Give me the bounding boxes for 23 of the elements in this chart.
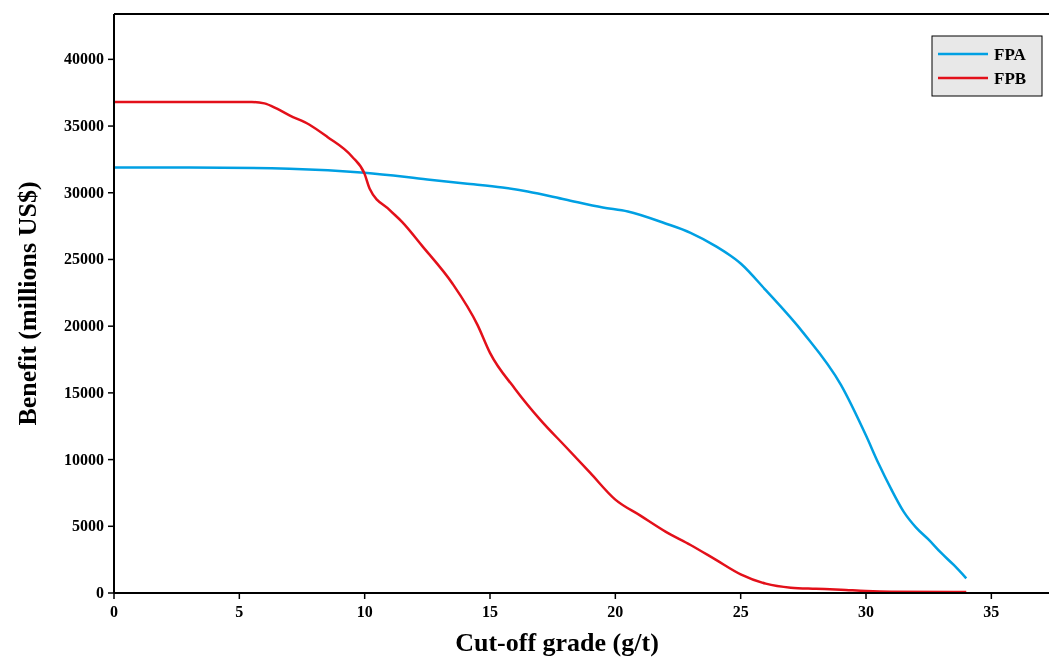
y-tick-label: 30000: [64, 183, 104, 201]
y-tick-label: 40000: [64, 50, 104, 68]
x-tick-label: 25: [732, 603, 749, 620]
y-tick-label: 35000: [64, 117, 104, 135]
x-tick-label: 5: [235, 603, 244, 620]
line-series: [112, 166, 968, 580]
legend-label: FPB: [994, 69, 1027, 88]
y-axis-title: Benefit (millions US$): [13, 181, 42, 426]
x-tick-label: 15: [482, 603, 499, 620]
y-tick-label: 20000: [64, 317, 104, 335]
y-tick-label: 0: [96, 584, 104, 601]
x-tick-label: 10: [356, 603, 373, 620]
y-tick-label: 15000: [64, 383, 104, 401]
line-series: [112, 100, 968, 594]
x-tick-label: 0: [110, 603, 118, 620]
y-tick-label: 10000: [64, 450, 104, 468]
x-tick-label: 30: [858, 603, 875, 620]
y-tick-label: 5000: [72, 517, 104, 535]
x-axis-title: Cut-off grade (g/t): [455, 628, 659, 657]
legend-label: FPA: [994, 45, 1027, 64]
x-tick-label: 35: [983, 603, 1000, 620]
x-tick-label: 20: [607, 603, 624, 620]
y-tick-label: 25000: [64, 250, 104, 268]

************

Description of the task >> Please lay out every line of the rows above as a Markdown table with the columns No. and Text, numbering each line and skipping any blank ones. Leave the pictures out.

Answer for this exercise >>
| No. | Text |
|---|---|
| 1 | Give me the bounding boxes for 23 of the elements in this chart. |
| 2 | y-tick-label: 30000: [64, 183, 104, 201] |
| 3 | y-tick-label: 40000: [64, 50, 104, 68] |
| 4 | x-tick-label: 25: [732, 603, 749, 620] |
| 5 | y-tick-label: 35000: [64, 117, 104, 135] |
| 6 | x-tick-label: 5: [235, 603, 244, 620] |
| 7 | line-series: [112, 166, 968, 580] |
| 8 | legend-label: FPB: [994, 69, 1027, 88] |
| 9 | y-axis-title: Benefit (millions US$): [13, 181, 42, 426] |
| 10 | x-tick-label: 15: [482, 603, 499, 620] |
| 11 | y-tick-label: 20000: [64, 317, 104, 335] |
| 12 | y-tick-label: 0: [96, 584, 104, 601] |
| 13 | x-tick-label: 10: [356, 603, 373, 620] |
| 14 | y-tick-label: 15000: [64, 383, 104, 401] |
| 15 | line-series: [112, 100, 968, 594] |
| 16 | x-tick-label: 0: [110, 603, 118, 620] |
| 17 | y-tick-label: 10000: [64, 450, 104, 468] |
| 18 | x-tick-label: 30: [858, 603, 875, 620] |
| 19 | y-tick-label: 5000: [72, 517, 104, 535] |
| 20 | x-axis-title: Cut-off grade (g/t): [455, 628, 659, 657] |
| 21 | legend-label: FPA: [994, 45, 1027, 64] |
| 22 | x-tick-label: 35: [983, 603, 1000, 620] |
| 23 | x-tick-label: 20: [607, 603, 624, 620] |
| 24 | y-tick-label: 25000: [64, 250, 104, 268] |